Aim: Work out the number of lines containing "SDTVAR". Answer with nothing but that number.

>> START Data entries

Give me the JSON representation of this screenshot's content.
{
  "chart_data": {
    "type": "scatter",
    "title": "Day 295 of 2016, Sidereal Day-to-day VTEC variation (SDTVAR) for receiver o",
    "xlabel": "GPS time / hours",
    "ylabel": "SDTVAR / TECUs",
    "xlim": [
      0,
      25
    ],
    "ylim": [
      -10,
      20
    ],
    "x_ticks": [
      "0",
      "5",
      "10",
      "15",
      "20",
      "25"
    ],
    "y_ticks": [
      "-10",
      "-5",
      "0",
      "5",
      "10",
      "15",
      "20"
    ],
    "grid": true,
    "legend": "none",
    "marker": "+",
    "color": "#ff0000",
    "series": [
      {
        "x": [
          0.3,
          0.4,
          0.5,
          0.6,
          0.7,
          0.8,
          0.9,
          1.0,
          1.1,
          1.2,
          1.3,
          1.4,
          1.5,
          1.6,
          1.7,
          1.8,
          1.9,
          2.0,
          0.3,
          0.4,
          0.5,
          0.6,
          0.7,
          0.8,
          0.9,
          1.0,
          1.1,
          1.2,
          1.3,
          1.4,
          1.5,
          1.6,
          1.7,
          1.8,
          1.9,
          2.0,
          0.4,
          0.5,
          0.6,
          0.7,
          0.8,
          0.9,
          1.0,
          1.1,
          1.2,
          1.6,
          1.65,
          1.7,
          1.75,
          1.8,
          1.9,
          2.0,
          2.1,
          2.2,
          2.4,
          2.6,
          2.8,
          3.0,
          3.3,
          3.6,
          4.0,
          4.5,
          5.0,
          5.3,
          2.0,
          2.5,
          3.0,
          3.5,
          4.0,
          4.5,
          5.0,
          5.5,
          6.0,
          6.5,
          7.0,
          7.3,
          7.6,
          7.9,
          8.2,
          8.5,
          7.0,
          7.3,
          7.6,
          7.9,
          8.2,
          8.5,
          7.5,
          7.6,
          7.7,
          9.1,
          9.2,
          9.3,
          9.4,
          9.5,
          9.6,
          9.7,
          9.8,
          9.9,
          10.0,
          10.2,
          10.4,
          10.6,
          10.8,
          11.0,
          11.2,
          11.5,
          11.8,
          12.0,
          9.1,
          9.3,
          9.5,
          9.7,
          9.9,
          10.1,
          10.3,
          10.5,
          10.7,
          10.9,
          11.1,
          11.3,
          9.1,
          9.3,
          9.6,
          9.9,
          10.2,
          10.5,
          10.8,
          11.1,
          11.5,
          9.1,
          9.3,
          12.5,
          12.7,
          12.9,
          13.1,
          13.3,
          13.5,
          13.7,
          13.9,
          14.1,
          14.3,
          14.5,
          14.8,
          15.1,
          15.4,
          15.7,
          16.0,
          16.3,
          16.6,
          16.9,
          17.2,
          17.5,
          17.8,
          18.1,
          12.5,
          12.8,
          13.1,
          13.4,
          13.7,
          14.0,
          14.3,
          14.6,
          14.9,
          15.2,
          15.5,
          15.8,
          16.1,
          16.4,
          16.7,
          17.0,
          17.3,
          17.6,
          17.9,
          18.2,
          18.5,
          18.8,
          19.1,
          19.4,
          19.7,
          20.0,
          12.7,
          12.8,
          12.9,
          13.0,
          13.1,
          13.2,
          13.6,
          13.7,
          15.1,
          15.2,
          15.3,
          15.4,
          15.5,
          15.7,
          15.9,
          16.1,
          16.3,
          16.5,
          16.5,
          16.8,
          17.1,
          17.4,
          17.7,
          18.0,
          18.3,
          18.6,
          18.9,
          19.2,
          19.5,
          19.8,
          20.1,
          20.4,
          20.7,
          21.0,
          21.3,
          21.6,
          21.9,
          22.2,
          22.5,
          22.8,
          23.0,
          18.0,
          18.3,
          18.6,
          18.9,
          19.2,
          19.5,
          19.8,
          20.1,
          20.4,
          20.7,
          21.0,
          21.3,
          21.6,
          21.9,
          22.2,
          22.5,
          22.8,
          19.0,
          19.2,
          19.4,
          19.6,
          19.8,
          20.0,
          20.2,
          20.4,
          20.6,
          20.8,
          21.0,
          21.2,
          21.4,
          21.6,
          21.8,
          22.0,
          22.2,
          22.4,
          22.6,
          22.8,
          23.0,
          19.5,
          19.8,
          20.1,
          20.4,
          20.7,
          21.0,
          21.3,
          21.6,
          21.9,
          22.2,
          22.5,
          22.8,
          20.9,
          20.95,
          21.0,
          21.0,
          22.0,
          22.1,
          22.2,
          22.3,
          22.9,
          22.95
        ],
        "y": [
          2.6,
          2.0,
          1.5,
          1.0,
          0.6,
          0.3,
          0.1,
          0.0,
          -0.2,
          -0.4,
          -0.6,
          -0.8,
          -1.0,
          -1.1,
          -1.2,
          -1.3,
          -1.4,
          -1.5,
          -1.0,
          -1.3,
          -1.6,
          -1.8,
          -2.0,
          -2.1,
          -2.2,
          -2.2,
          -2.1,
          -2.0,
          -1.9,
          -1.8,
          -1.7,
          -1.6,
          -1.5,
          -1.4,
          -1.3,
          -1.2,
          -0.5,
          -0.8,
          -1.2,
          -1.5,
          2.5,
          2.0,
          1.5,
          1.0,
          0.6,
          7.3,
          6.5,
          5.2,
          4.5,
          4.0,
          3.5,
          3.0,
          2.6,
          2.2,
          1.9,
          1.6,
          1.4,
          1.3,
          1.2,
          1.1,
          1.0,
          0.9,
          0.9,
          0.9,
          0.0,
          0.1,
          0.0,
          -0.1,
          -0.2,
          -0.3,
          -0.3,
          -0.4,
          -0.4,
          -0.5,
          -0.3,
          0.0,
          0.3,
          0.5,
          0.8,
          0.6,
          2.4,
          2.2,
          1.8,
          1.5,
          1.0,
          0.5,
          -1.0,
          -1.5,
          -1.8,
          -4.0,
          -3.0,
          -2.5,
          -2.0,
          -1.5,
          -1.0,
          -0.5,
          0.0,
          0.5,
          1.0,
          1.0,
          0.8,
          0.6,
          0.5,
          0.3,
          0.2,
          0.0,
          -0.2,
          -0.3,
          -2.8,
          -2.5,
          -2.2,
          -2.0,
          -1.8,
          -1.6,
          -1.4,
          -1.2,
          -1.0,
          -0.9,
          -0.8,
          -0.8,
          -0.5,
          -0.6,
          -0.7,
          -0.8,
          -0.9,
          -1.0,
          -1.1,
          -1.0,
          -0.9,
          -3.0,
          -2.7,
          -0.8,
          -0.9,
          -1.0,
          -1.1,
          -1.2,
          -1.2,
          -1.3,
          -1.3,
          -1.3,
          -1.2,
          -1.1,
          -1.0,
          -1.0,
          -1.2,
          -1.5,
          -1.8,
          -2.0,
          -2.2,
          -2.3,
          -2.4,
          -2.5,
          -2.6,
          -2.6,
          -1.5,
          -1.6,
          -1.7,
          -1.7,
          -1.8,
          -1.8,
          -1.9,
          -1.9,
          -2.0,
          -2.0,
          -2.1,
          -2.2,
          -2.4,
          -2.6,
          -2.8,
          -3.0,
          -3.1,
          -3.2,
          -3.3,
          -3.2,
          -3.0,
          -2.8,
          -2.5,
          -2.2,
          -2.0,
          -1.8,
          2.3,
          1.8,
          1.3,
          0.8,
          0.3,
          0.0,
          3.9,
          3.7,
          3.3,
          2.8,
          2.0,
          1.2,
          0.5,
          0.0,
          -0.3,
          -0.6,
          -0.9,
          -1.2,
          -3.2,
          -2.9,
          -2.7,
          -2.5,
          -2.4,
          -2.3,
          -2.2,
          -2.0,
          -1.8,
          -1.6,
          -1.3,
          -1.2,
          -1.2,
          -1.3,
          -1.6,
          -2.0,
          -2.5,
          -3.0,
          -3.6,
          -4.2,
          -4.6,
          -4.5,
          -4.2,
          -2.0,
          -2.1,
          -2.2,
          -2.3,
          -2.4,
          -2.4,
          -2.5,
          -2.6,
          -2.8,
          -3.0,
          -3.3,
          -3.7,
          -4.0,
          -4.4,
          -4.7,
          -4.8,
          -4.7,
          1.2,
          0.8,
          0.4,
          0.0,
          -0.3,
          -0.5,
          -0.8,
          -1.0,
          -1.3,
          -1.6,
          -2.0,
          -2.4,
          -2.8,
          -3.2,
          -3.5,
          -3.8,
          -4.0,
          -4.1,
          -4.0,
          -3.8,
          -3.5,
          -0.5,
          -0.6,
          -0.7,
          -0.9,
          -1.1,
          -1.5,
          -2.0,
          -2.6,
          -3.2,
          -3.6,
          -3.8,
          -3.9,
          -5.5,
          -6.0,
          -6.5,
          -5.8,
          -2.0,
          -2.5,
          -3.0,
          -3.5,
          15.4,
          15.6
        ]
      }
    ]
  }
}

>> END Data entries

The answer: 2